## What you need to do
Take the material below and retype it in full; pictures are left out.

## BEGIN

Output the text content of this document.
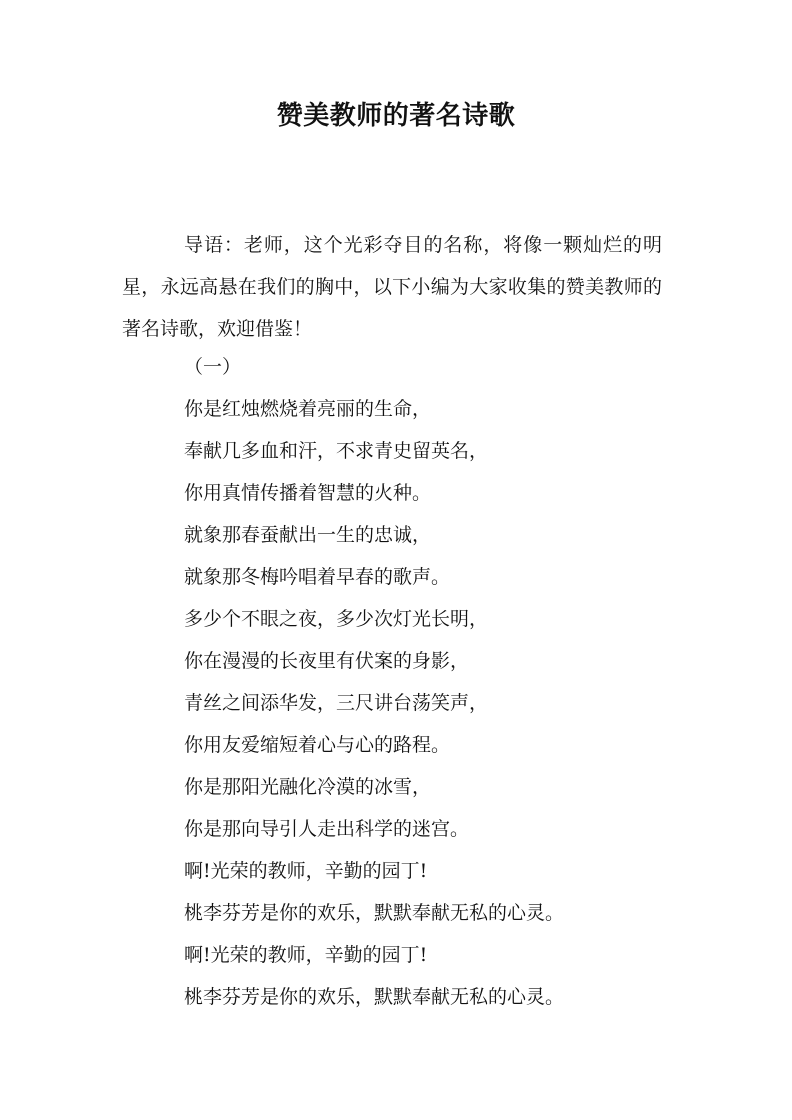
赞美教师的著名诗歌

导语：老师，这个光彩夺目的名称，将像一颗灿烂的明星，永远高悬在我们的胸中，以下小编为大家收集的赞美教师的著名诗歌，欢迎借鉴！

（一）
你是红烛燃烧着亮丽的生命，
奉献几多血和汗，不求青史留英名，
你用真情传播着智慧的火种。
就象那春蚕献出一生的忠诚，
就象那冬梅吟唱着早春的歌声。
多少个不眼之夜，多少次灯光长明，
你在漫漫的长夜里有伏案的身影，
青丝之间添华发，三尺讲台荡笑声，
你用友爱缩短着心与心的路程。
你是那阳光融化冷漠的冰雪，
你是那向导引人走出科学的迷宫。
啊!光荣的教师，辛勤的园丁!
桃李芬芳是你的欢乐，默默奉献无私的心灵。
啊!光荣的教师，辛勤的园丁!
桃李芬芳是你的欢乐，默默奉献无私的心灵。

## END

## Solution
Output the text content of this document.
赞美教师的著名诗歌

导语：老师，这个光彩夺目的名称，将像一颗灿烂的明星，永远高悬在我们的胸中，以下小编为大家收集的赞美教师的著名诗歌，欢迎借鉴！

（一）
你是红烛燃烧着亮丽的生命，
奉献几多血和汗，不求青史留英名，
你用真情传播着智慧的火种。
就象那春蚕献出一生的忠诚，
就象那冬梅吟唱着早春的歌声。
多少个不眼之夜，多少次灯光长明，
你在漫漫的长夜里有伏案的身影，
青丝之间添华发，三尺讲台荡笑声，
你用友爱缩短着心与心的路程。
你是那阳光融化冷漠的冰雪，
你是那向导引人走出科学的迷宫。
啊!光荣的教师，辛勤的园丁!
桃李芬芳是你的欢乐，默默奉献无私的心灵。
啊!光荣的教师，辛勤的园丁!
桃李芬芳是你的欢乐，默默奉献无私的心灵。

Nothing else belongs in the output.